Directive: Copy every entry word for word. Skip the pictures.

Input:
☆ ☆ ☆ ☆ ☆
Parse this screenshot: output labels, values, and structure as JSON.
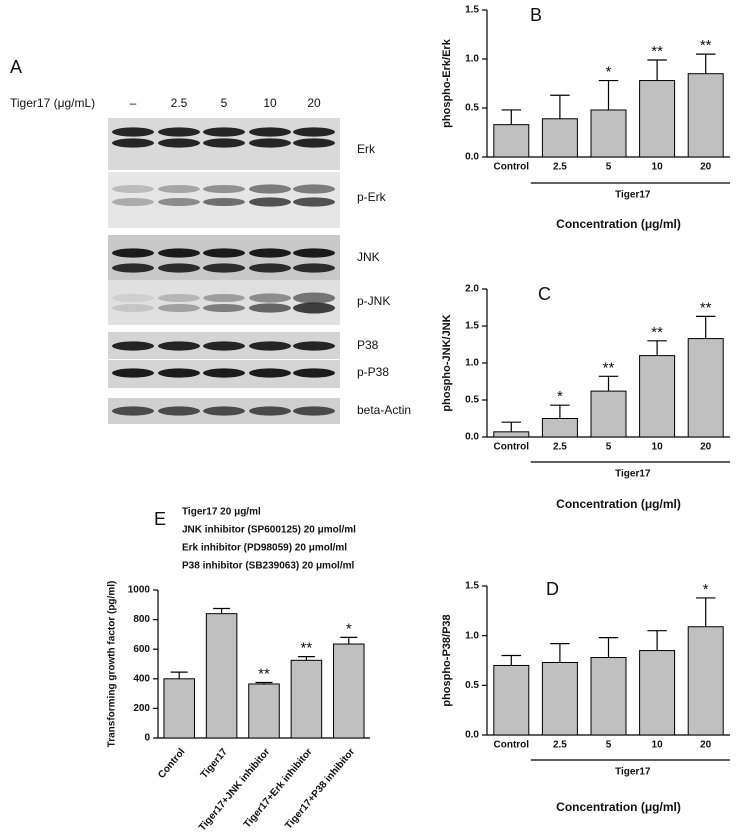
{
  "blot": {
    "panel": "A",
    "dose_label": "Tiger17 (μg/mL)",
    "lanes": [
      "–",
      "2.5",
      "5",
      "10",
      "20"
    ],
    "bands": [
      "Erk",
      "p-Erk",
      "JNK",
      "p-JNK",
      "P38",
      "p-P38",
      "beta-Actin"
    ]
  },
  "chart_data": [
    {
      "type": "bar",
      "panel": "B",
      "ylabel": "phospho-Erk/Erk",
      "categories": [
        "Control",
        "2.5",
        "5",
        "10",
        "20"
      ],
      "values": [
        0.33,
        0.39,
        0.48,
        0.78,
        0.85
      ],
      "errors": [
        0.15,
        0.24,
        0.3,
        0.21,
        0.2
      ],
      "significance": [
        null,
        null,
        "*",
        "**",
        "**"
      ],
      "group_label": "Tiger17",
      "xlabel": "Concentration (μg/ml)",
      "ylim": [
        0,
        1.5
      ],
      "yticks": [
        {
          "value": 0,
          "label": "0.0"
        },
        0.5,
        {
          "value": 1,
          "label": "1.0"
        },
        1.5
      ],
      "color": "#c0c0c0"
    },
    {
      "type": "bar",
      "panel": "C",
      "ylabel": "phospho-JNK/JNK",
      "categories": [
        "Control",
        "2.5",
        "5",
        "10",
        "20"
      ],
      "values": [
        0.07,
        0.25,
        0.62,
        1.1,
        1.33
      ],
      "errors": [
        0.13,
        0.18,
        0.2,
        0.2,
        0.3
      ],
      "significance": [
        null,
        "*",
        "**",
        "**",
        "**"
      ],
      "group_label": "Tiger17",
      "xlabel": "Concentration (μg/ml)",
      "ylim": [
        0,
        2
      ],
      "yticks": [
        {
          "value": 0,
          "label": "0.0"
        },
        0.5,
        {
          "value": 1,
          "label": "1.0"
        },
        1.5,
        {
          "value": 2,
          "label": "2.0"
        }
      ],
      "color": "#c0c0c0"
    },
    {
      "type": "bar",
      "panel": "D",
      "ylabel": "phospho-P38/P38",
      "categories": [
        "Control",
        "2.5",
        "5",
        "10",
        "20"
      ],
      "values": [
        0.7,
        0.73,
        0.78,
        0.85,
        1.09
      ],
      "errors": [
        0.1,
        0.19,
        0.2,
        0.2,
        0.29
      ],
      "significance": [
        null,
        null,
        null,
        null,
        "*"
      ],
      "group_label": "Tiger17",
      "xlabel": "Concentration (μg/ml)",
      "ylim": [
        0,
        1.5
      ],
      "yticks": [
        {
          "value": 0,
          "label": "0.0"
        },
        0.5,
        {
          "value": 1,
          "label": "1.0"
        },
        1.5
      ],
      "color": "#c0c0c0"
    },
    {
      "type": "bar",
      "panel": "E",
      "ylabel": "Transforming growth factor (pg/ml)",
      "categories": [
        "Control",
        "Tiger17",
        "Tiger17+JNK inhibitor",
        "Tiger17+Erk inhibitor",
        "Tiger17+P38 inhibitor"
      ],
      "values": [
        400,
        840,
        365,
        525,
        635
      ],
      "errors": [
        45,
        35,
        10,
        25,
        45
      ],
      "significance": [
        null,
        null,
        "**",
        "**",
        "*"
      ],
      "annotations": [
        "Tiger17 20 μg/ml",
        "JNK inhibitor (SP600125) 20 μmol/ml",
        "Erk inhibitor (PD98059) 20 μmol/ml",
        "P38 inhibitor (SB239063) 20 μmol/ml"
      ],
      "ylim": [
        0,
        1000
      ],
      "yticks": [
        0,
        200,
        400,
        600,
        800,
        1000
      ],
      "color": "#c0c0c0"
    }
  ]
}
☆ ☆ ☆ ☆ ☆
Exercise result:
Parse this screenshot: output labels, values, and structure as JSON.
{
  "blot": {
    "panel": "A",
    "dose_label": "Tiger17 (μg/mL)",
    "lanes": [
      "–",
      "2.5",
      "5",
      "10",
      "20"
    ],
    "bands": [
      "Erk",
      "p-Erk",
      "JNK",
      "p-JNK",
      "P38",
      "p-P38",
      "beta-Actin"
    ]
  },
  "chart_data": [
    {
      "type": "bar",
      "panel": "B",
      "ylabel": "phospho-Erk/Erk",
      "categories": [
        "Control",
        "2.5",
        "5",
        "10",
        "20"
      ],
      "values": [
        0.33,
        0.39,
        0.48,
        0.78,
        0.85
      ],
      "errors": [
        0.15,
        0.24,
        0.3,
        0.21,
        0.2
      ],
      "significance": [
        null,
        null,
        "*",
        "**",
        "**"
      ],
      "group_label": "Tiger17",
      "xlabel": "Concentration (μg/ml)",
      "ylim": [
        0,
        1.5
      ],
      "yticks": [
        {
          "value": 0,
          "label": "0.0"
        },
        0.5,
        {
          "value": 1,
          "label": "1.0"
        },
        1.5
      ],
      "color": "#c0c0c0"
    },
    {
      "type": "bar",
      "panel": "C",
      "ylabel": "phospho-JNK/JNK",
      "categories": [
        "Control",
        "2.5",
        "5",
        "10",
        "20"
      ],
      "values": [
        0.07,
        0.25,
        0.62,
        1.1,
        1.33
      ],
      "errors": [
        0.13,
        0.18,
        0.2,
        0.2,
        0.3
      ],
      "significance": [
        null,
        "*",
        "**",
        "**",
        "**"
      ],
      "group_label": "Tiger17",
      "xlabel": "Concentration (μg/ml)",
      "ylim": [
        0,
        2
      ],
      "yticks": [
        {
          "value": 0,
          "label": "0.0"
        },
        0.5,
        {
          "value": 1,
          "label": "1.0"
        },
        1.5,
        {
          "value": 2,
          "label": "2.0"
        }
      ],
      "color": "#c0c0c0"
    },
    {
      "type": "bar",
      "panel": "D",
      "ylabel": "phospho-P38/P38",
      "categories": [
        "Control",
        "2.5",
        "5",
        "10",
        "20"
      ],
      "values": [
        0.7,
        0.73,
        0.78,
        0.85,
        1.09
      ],
      "errors": [
        0.1,
        0.19,
        0.2,
        0.2,
        0.29
      ],
      "significance": [
        null,
        null,
        null,
        null,
        "*"
      ],
      "group_label": "Tiger17",
      "xlabel": "Concentration (μg/ml)",
      "ylim": [
        0,
        1.5
      ],
      "yticks": [
        {
          "value": 0,
          "label": "0.0"
        },
        0.5,
        {
          "value": 1,
          "label": "1.0"
        },
        1.5
      ],
      "color": "#c0c0c0"
    },
    {
      "type": "bar",
      "panel": "E",
      "ylabel": "Transforming growth factor (pg/ml)",
      "categories": [
        "Control",
        "Tiger17",
        "Tiger17+JNK inhibitor",
        "Tiger17+Erk inhibitor",
        "Tiger17+P38 inhibitor"
      ],
      "values": [
        400,
        840,
        365,
        525,
        635
      ],
      "errors": [
        45,
        35,
        10,
        25,
        45
      ],
      "significance": [
        null,
        null,
        "**",
        "**",
        "*"
      ],
      "annotations": [
        "Tiger17 20 μg/ml",
        "JNK inhibitor (SP600125) 20 μmol/ml",
        "Erk inhibitor (PD98059) 20 μmol/ml",
        "P38 inhibitor (SB239063) 20 μmol/ml"
      ],
      "ylim": [
        0,
        1000
      ],
      "yticks": [
        0,
        200,
        400,
        600,
        800,
        1000
      ],
      "color": "#c0c0c0"
    }
  ]
}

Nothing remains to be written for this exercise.